**Task brief**
Reproduce the records below with every "legend-swatch" changed to "legend-key" and nothing else altered. Leave the pictures out.

**Supplied material**
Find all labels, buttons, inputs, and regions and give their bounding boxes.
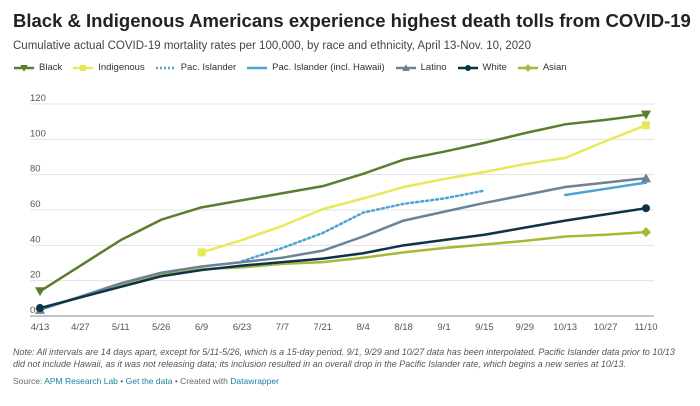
legend-swatch	[14, 64, 34, 72]
legend-swatch	[247, 66, 268, 69]
series-marker-white	[36, 304, 44, 313]
legend-swatch	[457, 64, 478, 71]
series-marker-latino	[641, 173, 651, 183]
series-marker-white	[642, 204, 650, 213]
legend-item: Latino	[395, 62, 447, 73]
y-tick-label: 0	[30, 305, 35, 316]
legend-label: Black	[39, 62, 63, 73]
x-tick-label: 5/26	[152, 322, 171, 330]
x-tick-label: 9/1	[437, 322, 450, 330]
legend-swatch	[517, 63, 538, 72]
legend-marker	[464, 64, 471, 71]
x-tick-label: 5/11	[112, 322, 130, 330]
legend-label: Latino	[420, 62, 447, 73]
x-tick-label: 10/13	[553, 322, 577, 330]
legend-swatch	[73, 64, 94, 71]
legend-marker	[80, 64, 87, 71]
x-tick-label: 4/27	[71, 322, 90, 330]
x-tick-label: 10/27	[594, 322, 618, 330]
legend-label: Asian	[542, 62, 567, 73]
chart-title: Black & Indigenous Americans experience …	[13, 10, 691, 31]
legend-label: Indigenous	[98, 62, 145, 73]
legend-item: White	[457, 62, 507, 73]
y-tick-label: 120	[30, 93, 46, 104]
source-label: Source:	[13, 376, 43, 386]
series-marker-black	[35, 287, 45, 297]
series-line-pac-islander	[240, 189, 486, 263]
series-marker-asian	[641, 227, 651, 238]
series-marker-black	[641, 110, 651, 120]
series-marker-indigenous	[642, 121, 650, 130]
y-tick-label: 80	[30, 164, 41, 175]
legend-label: Pac. Islander	[180, 62, 237, 73]
series-line-latino	[38, 176, 648, 312]
datawrapper-link[interactable]: Datawrapper	[230, 376, 279, 386]
x-tick-label: 7/7	[276, 322, 289, 330]
y-tick-label: 100	[30, 128, 46, 139]
x-tick-label: 6/23	[233, 322, 252, 330]
legend-item: Black	[13, 62, 62, 73]
legend-item: Indigenous	[72, 62, 145, 73]
x-tick-label: 8/4	[357, 322, 370, 330]
y-tick-label: 60	[30, 199, 41, 210]
footer: Source: APM Research Lab • Get the data …	[13, 376, 279, 386]
x-tick-label: 4/13	[31, 322, 50, 330]
line-chart: 0 20 40 60 80 100 120 4/13 4/27 5/11 5/26 6/9 6/23 7/…	[30, 93, 658, 330]
series-line-indigenous	[200, 123, 648, 254]
source-link[interactable]: APM Research Lab	[44, 376, 118, 386]
series-line-asian	[38, 230, 648, 311]
series-line-white	[38, 206, 648, 310]
footer-separator: •	[120, 376, 124, 386]
series-marker-indigenous	[197, 248, 206, 257]
get-data-link[interactable]: Get the data	[125, 376, 173, 386]
x-tick-label: 9/15	[475, 322, 494, 330]
created-with-label: Created with	[180, 376, 228, 386]
legend: Black Indigenous Pac. Islander Pac. Islande…	[13, 62, 577, 73]
chart-note: Note: All intervals are 14 days apart, e…	[13, 347, 675, 369]
legend-swatch	[155, 66, 176, 69]
series-line-black	[38, 113, 648, 293]
legend-item: Pac. Islander (incl. Hawaii)	[246, 62, 385, 73]
x-tick-label: 11/10	[634, 322, 657, 330]
legend-marker	[20, 64, 28, 72]
legend-swatch	[395, 63, 416, 71]
chart-subtitle: Cumulative actual COVID-19 mortality rat…	[13, 40, 531, 52]
footer-separator: •	[174, 376, 178, 386]
legend-label: Pac. Islander (incl. Hawaii)	[272, 62, 385, 73]
legend-marker	[524, 63, 532, 72]
y-tick-label: 20	[30, 270, 41, 281]
x-tick-label: 9/29	[516, 322, 535, 330]
legend-item: Pac. Islander	[155, 62, 236, 73]
series-line-pac-islander-incl-hawaii	[563, 181, 648, 197]
x-tick-label: 6/9	[195, 322, 208, 330]
x-tick-label: 7/21	[314, 322, 333, 330]
legend-label: White	[482, 62, 507, 73]
x-tick-label: 8/18	[394, 322, 413, 330]
y-tick-label: 40	[30, 234, 41, 245]
legend-marker	[401, 63, 410, 71]
legend-item: Asian	[517, 62, 567, 73]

**Solved problem**
Find all labels, buttons, inputs, and regions and give their bounding boxes.
legend-key	[14, 64, 34, 72]
legend-key	[247, 66, 268, 69]
series-marker-white	[36, 304, 44, 313]
legend-key	[457, 64, 478, 71]
series-marker-latino	[641, 173, 651, 183]
series-marker-white	[642, 204, 650, 213]
legend-item: Latino	[395, 62, 447, 73]
y-tick-label: 0	[30, 305, 35, 316]
legend-label: Black	[39, 62, 63, 73]
x-tick-label: 5/26	[152, 322, 171, 330]
x-tick-label: 9/1	[437, 322, 450, 330]
legend-key	[517, 63, 538, 72]
legend-marker	[464, 64, 471, 71]
x-tick-label: 5/11	[112, 322, 130, 330]
legend-label: Latino	[420, 62, 447, 73]
x-tick-label: 10/13	[553, 322, 577, 330]
legend-key	[73, 64, 94, 71]
legend-marker	[80, 64, 87, 71]
x-tick-label: 4/27	[71, 322, 90, 330]
x-tick-label: 10/27	[594, 322, 618, 330]
legend-label: Asian	[542, 62, 567, 73]
chart-title: Black & Indigenous Americans experience …	[13, 10, 691, 31]
legend-label: Indigenous	[98, 62, 145, 73]
legend-item: White	[457, 62, 507, 73]
y-tick-label: 120	[30, 93, 46, 104]
source-label: Source:	[13, 376, 43, 386]
series-marker-black	[35, 287, 45, 297]
series-line-pac-islander	[240, 189, 486, 263]
series-marker-asian	[641, 227, 651, 238]
series-marker-black	[641, 110, 651, 120]
series-marker-indigenous	[642, 121, 650, 130]
y-tick-label: 80	[30, 164, 41, 175]
legend-label: Pac. Islander	[180, 62, 237, 73]
series-line-latino	[38, 176, 648, 312]
datawrapper-link[interactable]: Datawrapper	[230, 376, 279, 386]
x-tick-label: 7/7	[276, 322, 289, 330]
y-tick-label: 100	[30, 128, 46, 139]
x-tick-label: 6/23	[233, 322, 252, 330]
legend-item: Black	[13, 62, 62, 73]
legend-item: Indigenous	[72, 62, 145, 73]
x-tick-label: 8/4	[357, 322, 370, 330]
y-tick-label: 60	[30, 199, 41, 210]
footer: Source: APM Research Lab • Get the data …	[13, 376, 279, 386]
x-tick-label: 4/13	[31, 322, 50, 330]
line-chart: 0 20 40 60 80 100 120 4/13 4/27 5/11 5/26 6/9 6/23 7/…	[30, 93, 658, 330]
series-line-indigenous	[200, 123, 648, 254]
source-link[interactable]: APM Research Lab	[44, 376, 118, 386]
series-line-asian	[38, 230, 648, 311]
series-line-white	[38, 206, 648, 310]
footer-separator: •	[120, 376, 124, 386]
series-marker-indigenous	[197, 248, 206, 257]
get-data-link[interactable]: Get the data	[125, 376, 173, 386]
x-tick-label: 9/15	[475, 322, 494, 330]
created-with-label: Created with	[180, 376, 228, 386]
legend: Black Indigenous Pac. Islander Pac. Islande…	[13, 62, 577, 73]
chart-note: Note: All intervals are 14 days apart, e…	[13, 347, 675, 369]
legend-key	[155, 66, 176, 69]
series-line-black	[38, 113, 648, 293]
legend-item: Pac. Islander (incl. Hawaii)	[246, 62, 385, 73]
x-tick-label: 11/10	[634, 322, 657, 330]
legend-marker	[20, 64, 28, 72]
legend-key	[395, 63, 416, 71]
chart-subtitle: Cumulative actual COVID-19 mortality rat…	[13, 40, 531, 52]
footer-separator: •	[174, 376, 178, 386]
legend-label: Pac. Islander (incl. Hawaii)	[272, 62, 385, 73]
legend-marker	[524, 63, 532, 72]
y-tick-label: 20	[30, 270, 41, 281]
x-tick-label: 9/29	[516, 322, 535, 330]
legend-item: Pac. Islander	[155, 62, 236, 73]
series-line-pac-islander-incl-hawaii	[563, 181, 648, 197]
x-tick-label: 6/9	[195, 322, 208, 330]
x-tick-label: 7/21	[314, 322, 333, 330]
legend-label: White	[482, 62, 507, 73]
x-tick-label: 8/18	[394, 322, 413, 330]
y-tick-label: 40	[30, 234, 41, 245]
legend-marker	[401, 63, 410, 71]
legend-item: Asian	[517, 62, 567, 73]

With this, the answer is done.